DATA LINES:

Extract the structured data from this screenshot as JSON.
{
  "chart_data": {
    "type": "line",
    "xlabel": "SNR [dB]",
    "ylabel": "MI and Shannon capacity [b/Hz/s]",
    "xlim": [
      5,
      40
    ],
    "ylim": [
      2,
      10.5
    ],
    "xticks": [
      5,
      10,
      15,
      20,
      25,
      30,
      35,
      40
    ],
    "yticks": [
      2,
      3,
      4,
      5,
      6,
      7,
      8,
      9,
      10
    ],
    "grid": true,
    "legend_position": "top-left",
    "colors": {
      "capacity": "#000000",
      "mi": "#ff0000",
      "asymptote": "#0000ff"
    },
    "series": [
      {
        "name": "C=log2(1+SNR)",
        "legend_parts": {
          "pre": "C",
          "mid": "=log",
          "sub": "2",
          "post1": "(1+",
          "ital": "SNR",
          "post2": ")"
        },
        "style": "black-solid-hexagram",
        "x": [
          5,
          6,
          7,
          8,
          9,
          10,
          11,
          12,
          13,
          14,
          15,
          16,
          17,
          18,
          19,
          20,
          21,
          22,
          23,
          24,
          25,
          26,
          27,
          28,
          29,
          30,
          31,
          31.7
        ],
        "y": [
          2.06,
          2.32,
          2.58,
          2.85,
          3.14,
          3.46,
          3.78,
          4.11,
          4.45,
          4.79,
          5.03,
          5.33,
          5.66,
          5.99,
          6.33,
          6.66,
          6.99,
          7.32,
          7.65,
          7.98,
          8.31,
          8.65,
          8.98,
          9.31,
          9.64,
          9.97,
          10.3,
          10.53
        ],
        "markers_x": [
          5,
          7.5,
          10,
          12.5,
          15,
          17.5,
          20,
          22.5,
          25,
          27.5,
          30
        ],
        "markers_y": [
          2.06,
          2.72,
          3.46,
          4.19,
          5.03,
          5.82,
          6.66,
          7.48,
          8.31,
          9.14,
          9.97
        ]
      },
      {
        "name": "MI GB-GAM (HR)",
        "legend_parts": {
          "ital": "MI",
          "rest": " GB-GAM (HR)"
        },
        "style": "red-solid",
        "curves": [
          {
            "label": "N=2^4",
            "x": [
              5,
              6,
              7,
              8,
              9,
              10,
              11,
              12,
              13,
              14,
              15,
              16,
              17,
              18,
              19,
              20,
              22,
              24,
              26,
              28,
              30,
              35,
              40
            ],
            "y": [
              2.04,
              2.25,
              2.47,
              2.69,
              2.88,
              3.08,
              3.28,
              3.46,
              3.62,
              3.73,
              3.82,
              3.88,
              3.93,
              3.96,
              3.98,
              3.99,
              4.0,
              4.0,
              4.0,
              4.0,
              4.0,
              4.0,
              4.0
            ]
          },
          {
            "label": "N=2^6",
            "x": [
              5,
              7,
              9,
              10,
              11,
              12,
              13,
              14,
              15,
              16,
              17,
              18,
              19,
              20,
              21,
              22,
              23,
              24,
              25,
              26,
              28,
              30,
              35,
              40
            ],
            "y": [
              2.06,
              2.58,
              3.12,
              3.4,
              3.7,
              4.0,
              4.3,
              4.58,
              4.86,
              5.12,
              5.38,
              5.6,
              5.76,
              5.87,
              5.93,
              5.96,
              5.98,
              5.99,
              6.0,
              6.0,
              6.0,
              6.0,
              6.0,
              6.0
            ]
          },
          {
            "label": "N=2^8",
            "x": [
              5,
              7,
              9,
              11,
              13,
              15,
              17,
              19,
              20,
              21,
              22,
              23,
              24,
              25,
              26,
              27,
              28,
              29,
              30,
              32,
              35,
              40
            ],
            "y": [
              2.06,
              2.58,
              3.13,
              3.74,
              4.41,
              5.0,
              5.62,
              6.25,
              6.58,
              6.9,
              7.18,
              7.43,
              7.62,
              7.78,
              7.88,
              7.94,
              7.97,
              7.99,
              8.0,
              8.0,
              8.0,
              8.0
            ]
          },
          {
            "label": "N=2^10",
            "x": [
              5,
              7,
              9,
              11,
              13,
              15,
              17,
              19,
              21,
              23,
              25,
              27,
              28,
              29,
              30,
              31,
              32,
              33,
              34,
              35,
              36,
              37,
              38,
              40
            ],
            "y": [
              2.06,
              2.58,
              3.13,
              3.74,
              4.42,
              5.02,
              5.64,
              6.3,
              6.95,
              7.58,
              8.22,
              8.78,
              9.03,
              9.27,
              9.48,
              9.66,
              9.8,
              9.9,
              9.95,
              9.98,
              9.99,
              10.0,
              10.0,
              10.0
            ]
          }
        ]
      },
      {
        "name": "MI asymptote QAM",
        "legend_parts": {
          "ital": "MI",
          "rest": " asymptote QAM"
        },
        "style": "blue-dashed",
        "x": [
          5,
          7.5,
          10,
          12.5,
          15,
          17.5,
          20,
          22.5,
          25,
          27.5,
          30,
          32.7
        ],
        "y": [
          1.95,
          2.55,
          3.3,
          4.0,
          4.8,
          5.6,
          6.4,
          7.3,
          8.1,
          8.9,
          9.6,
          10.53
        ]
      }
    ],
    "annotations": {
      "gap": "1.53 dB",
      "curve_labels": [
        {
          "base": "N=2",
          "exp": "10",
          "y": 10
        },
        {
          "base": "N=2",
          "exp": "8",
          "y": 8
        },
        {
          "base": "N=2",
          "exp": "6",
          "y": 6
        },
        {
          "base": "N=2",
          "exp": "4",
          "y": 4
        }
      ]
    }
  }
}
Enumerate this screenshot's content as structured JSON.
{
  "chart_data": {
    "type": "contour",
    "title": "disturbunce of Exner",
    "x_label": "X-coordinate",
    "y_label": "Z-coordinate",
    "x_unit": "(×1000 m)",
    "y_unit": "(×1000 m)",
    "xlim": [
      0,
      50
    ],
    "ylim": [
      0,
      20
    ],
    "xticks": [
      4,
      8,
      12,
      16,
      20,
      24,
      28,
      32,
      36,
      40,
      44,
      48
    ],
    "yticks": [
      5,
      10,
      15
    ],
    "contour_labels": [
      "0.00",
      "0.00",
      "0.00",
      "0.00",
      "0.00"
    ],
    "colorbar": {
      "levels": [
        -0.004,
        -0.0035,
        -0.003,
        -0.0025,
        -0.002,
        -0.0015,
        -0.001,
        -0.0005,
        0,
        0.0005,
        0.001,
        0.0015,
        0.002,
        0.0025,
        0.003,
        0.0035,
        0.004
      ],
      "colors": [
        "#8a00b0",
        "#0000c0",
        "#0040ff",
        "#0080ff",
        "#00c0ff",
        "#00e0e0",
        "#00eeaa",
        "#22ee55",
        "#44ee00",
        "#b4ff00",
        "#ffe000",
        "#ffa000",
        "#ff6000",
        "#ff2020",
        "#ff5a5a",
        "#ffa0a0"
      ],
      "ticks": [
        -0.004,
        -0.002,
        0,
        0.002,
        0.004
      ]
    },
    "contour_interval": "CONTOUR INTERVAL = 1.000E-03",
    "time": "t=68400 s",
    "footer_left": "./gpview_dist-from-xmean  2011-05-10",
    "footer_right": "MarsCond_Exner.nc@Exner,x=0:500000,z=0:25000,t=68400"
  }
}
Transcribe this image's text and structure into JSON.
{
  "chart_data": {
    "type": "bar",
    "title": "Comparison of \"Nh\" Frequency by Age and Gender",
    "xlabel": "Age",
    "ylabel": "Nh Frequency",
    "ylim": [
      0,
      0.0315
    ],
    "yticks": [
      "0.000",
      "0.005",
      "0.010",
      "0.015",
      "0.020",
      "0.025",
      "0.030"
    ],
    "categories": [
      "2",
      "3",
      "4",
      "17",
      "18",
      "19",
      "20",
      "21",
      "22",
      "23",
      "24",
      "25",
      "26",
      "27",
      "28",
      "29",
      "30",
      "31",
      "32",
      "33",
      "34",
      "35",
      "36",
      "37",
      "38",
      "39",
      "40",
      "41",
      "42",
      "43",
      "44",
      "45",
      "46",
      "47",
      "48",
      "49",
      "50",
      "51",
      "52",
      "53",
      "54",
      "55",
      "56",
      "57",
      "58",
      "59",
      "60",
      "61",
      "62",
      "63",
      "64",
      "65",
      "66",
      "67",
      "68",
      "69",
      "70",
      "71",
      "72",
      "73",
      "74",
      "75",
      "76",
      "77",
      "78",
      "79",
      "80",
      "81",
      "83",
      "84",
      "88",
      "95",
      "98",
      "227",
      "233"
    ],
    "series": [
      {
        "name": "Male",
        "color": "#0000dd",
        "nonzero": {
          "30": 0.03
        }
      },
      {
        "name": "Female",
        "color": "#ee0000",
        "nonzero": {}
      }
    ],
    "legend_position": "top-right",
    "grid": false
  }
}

EXERCISE DIRECTIONS: List each line of the entries that holds the string "title".

WRITTEN ANSWER:
    "title": "disturbunce of Exner",
    "title": "Comparison of \"Nh\" Frequency by Age and Gender",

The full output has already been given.